**WHAT YOU HAVE TO DO**
Reproduce every entry below precisely. Pictures are excluded from the copy.

════════════════

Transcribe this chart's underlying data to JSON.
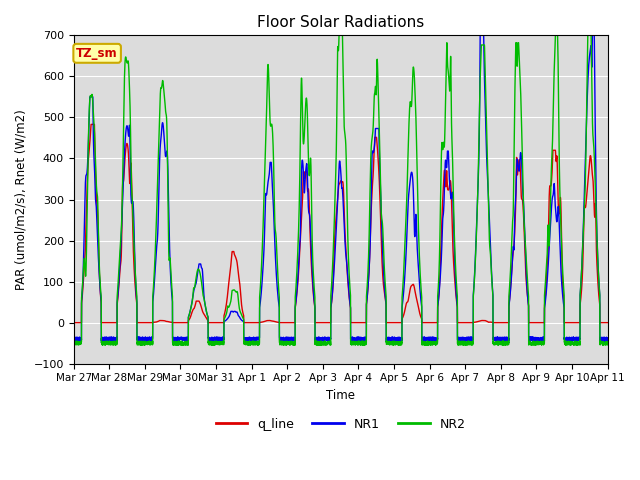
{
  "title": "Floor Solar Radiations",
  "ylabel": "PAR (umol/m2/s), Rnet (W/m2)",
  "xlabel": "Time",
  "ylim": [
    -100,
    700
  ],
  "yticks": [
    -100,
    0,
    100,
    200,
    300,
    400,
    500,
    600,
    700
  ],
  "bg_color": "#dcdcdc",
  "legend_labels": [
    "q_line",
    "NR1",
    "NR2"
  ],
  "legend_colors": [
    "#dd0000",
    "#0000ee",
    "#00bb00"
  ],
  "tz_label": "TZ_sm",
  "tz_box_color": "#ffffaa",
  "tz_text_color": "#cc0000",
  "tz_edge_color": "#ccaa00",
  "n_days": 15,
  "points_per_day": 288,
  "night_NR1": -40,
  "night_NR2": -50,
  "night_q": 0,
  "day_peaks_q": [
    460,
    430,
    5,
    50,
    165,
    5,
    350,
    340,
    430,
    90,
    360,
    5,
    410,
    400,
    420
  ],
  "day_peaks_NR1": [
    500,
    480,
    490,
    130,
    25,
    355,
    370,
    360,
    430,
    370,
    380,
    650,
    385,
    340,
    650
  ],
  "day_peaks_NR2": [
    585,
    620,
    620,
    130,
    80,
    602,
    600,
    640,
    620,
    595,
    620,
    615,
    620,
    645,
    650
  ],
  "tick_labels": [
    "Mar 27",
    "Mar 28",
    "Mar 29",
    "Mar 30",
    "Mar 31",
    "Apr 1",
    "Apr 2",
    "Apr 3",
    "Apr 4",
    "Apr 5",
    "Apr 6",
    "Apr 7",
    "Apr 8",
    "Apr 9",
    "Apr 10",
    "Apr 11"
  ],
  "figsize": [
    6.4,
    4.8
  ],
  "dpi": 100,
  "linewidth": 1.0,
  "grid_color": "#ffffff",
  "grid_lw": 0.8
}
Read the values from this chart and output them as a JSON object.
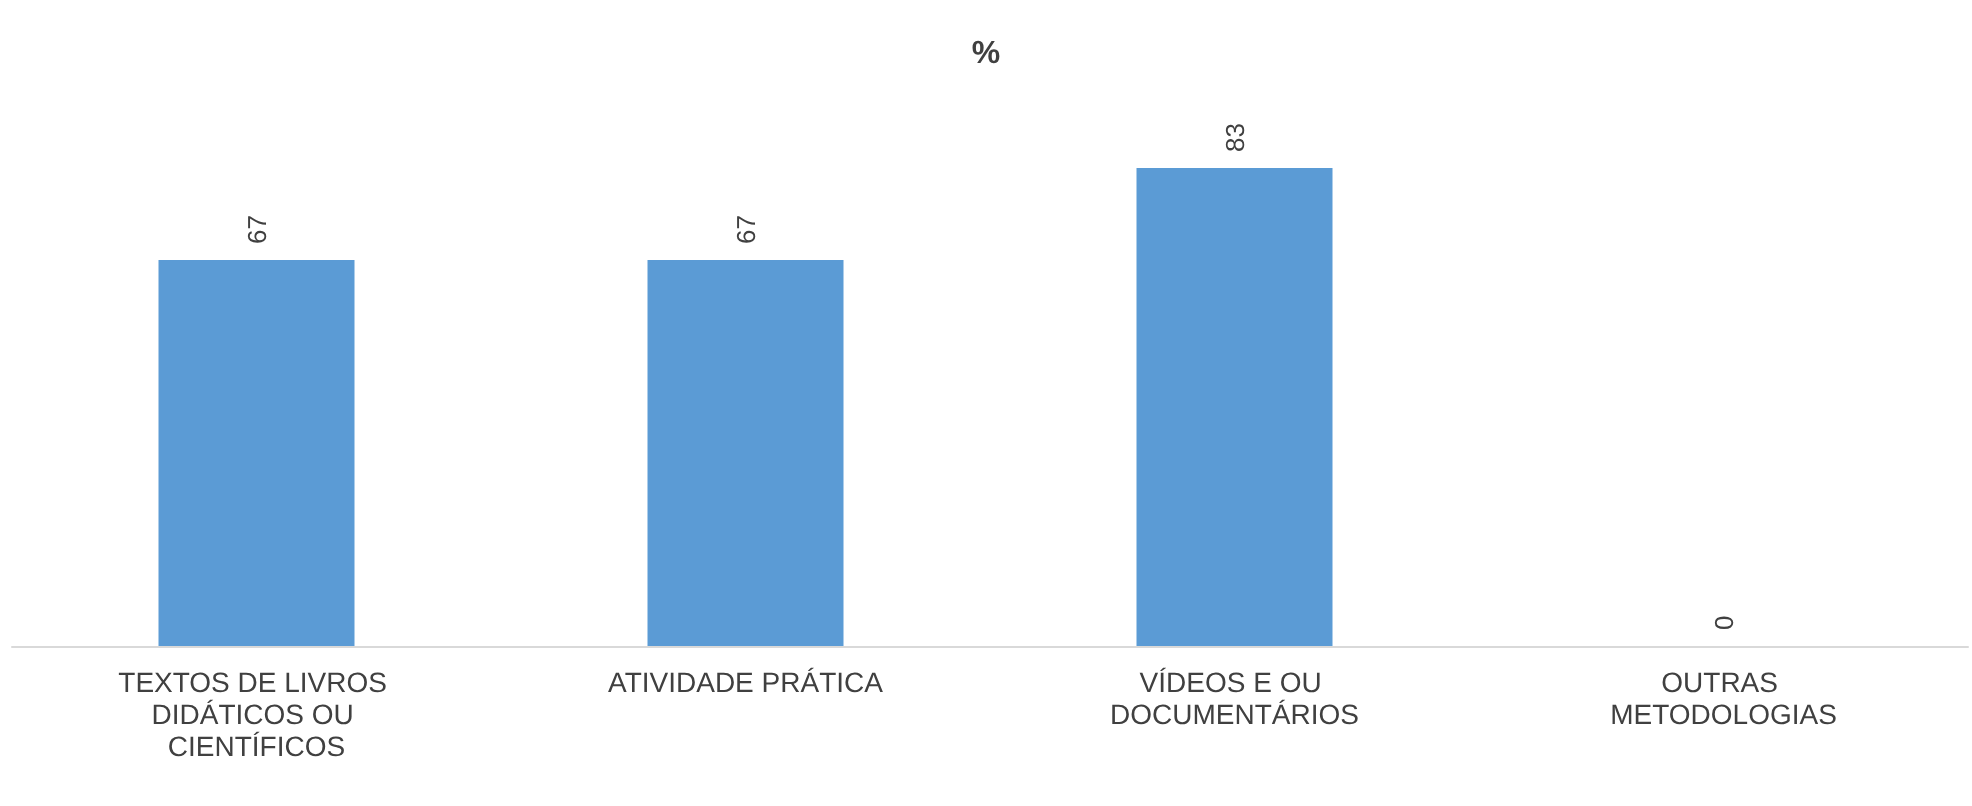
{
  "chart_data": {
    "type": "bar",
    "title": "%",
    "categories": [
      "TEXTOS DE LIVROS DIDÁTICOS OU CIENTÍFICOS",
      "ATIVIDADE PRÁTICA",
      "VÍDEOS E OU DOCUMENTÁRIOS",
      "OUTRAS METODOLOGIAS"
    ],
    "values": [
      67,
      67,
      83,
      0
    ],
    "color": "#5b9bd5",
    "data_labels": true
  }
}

════════════════

**SOLUTION TO THE EXERCISE**
Transcribe this chart's underlying data to JSON.
{
  "title": "Floor Solar Radiations",
  "ylabel": "PAR (umol/m2/s), Rnet (W/m2)",
  "xlabel": "Time",
  "ylim": [
    -100,
    700
  ],
  "yticks": [
    -100,
    0,
    100,
    200,
    300,
    400,
    500,
    600,
    700
  ],
  "bg_color": "#dcdcdc",
  "legend_labels": [
    "q_line",
    "NR1",
    "NR2"
  ],
  "legend_colors": [
    "#dd0000",
    "#0000ee",
    "#00bb00"
  ],
  "tz_label": "TZ_sm",
  "tz_box_color": "#ffffaa",
  "tz_text_color": "#cc0000",
  "tz_edge_color": "#ccaa00",
  "n_days": 15,
  "points_per_day": 288,
  "night_NR1": -40,
  "night_NR2": -50,
  "night_q": 0,
  "day_peaks_q": [
    460,
    430,
    5,
    50,
    165,
    5,
    350,
    340,
    430,
    90,
    360,
    5,
    410,
    400,
    420
  ],
  "day_peaks_NR1": [
    500,
    480,
    490,
    130,
    25,
    355,
    370,
    360,
    430,
    370,
    380,
    650,
    385,
    340,
    650
  ],
  "day_peaks_NR2": [
    585,
    620,
    620,
    130,
    80,
    602,
    600,
    640,
    620,
    595,
    620,
    615,
    620,
    645,
    650
  ],
  "tick_labels": [
    "Mar 27",
    "Mar 28",
    "Mar 29",
    "Mar 30",
    "Mar 31",
    "Apr 1",
    "Apr 2",
    "Apr 3",
    "Apr 4",
    "Apr 5",
    "Apr 6",
    "Apr 7",
    "Apr 8",
    "Apr 9",
    "Apr 10",
    "Apr 11"
  ],
  "figsize": [
    6.4,
    4.8
  ],
  "dpi": 100,
  "linewidth": 1.0,
  "grid_color": "#ffffff",
  "grid_lw": 0.8
}
Read the values from this chart and output them as a JSON object.
{
  "chart_data": {
    "type": "bar",
    "title": "%",
    "categories": [
      "TEXTOS DE LIVROS DIDÁTICOS OU CIENTÍFICOS",
      "ATIVIDADE PRÁTICA",
      "VÍDEOS E OU DOCUMENTÁRIOS",
      "OUTRAS METODOLOGIAS"
    ],
    "values": [
      67,
      67,
      83,
      0
    ],
    "color": "#5b9bd5",
    "data_labels": true
  }
}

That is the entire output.